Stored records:
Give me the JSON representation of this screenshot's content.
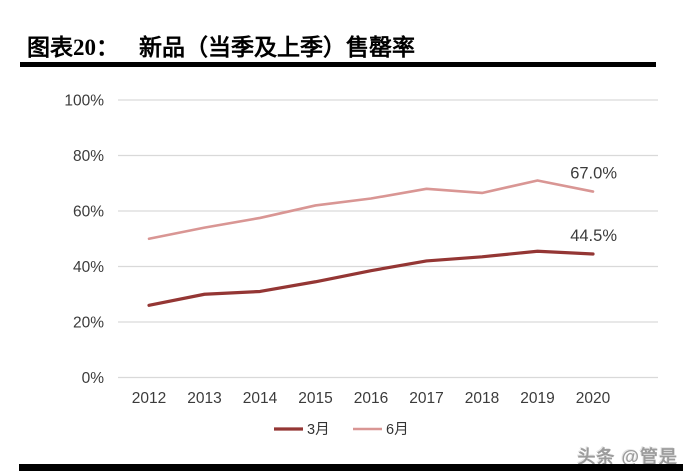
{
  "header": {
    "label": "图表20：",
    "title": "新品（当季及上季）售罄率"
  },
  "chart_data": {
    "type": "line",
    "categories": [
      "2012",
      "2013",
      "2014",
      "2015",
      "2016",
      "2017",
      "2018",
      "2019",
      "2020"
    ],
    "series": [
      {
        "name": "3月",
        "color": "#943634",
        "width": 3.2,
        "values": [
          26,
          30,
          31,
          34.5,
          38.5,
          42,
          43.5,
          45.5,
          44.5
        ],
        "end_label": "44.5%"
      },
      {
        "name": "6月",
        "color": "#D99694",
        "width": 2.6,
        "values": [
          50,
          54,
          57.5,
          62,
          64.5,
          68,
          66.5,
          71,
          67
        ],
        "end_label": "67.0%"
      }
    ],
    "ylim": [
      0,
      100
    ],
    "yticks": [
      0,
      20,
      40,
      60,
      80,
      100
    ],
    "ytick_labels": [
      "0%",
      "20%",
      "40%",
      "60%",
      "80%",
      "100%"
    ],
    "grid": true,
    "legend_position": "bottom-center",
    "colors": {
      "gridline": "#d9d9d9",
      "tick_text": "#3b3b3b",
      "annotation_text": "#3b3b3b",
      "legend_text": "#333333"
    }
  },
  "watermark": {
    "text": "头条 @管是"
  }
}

Description of the task:
Quote the listing above in full, except for the pictures.

Expected answer:
Give me the JSON representation of this screenshot's content.
{
  "header": {
    "label": "图表20：",
    "title": "新品（当季及上季）售罄率"
  },
  "chart_data": {
    "type": "line",
    "categories": [
      "2012",
      "2013",
      "2014",
      "2015",
      "2016",
      "2017",
      "2018",
      "2019",
      "2020"
    ],
    "series": [
      {
        "name": "3月",
        "color": "#943634",
        "width": 3.2,
        "values": [
          26,
          30,
          31,
          34.5,
          38.5,
          42,
          43.5,
          45.5,
          44.5
        ],
        "end_label": "44.5%"
      },
      {
        "name": "6月",
        "color": "#D99694",
        "width": 2.6,
        "values": [
          50,
          54,
          57.5,
          62,
          64.5,
          68,
          66.5,
          71,
          67
        ],
        "end_label": "67.0%"
      }
    ],
    "ylim": [
      0,
      100
    ],
    "yticks": [
      0,
      20,
      40,
      60,
      80,
      100
    ],
    "ytick_labels": [
      "0%",
      "20%",
      "40%",
      "60%",
      "80%",
      "100%"
    ],
    "grid": true,
    "legend_position": "bottom-center",
    "colors": {
      "gridline": "#d9d9d9",
      "tick_text": "#3b3b3b",
      "annotation_text": "#3b3b3b",
      "legend_text": "#333333"
    }
  },
  "watermark": {
    "text": "头条 @管是"
  }
}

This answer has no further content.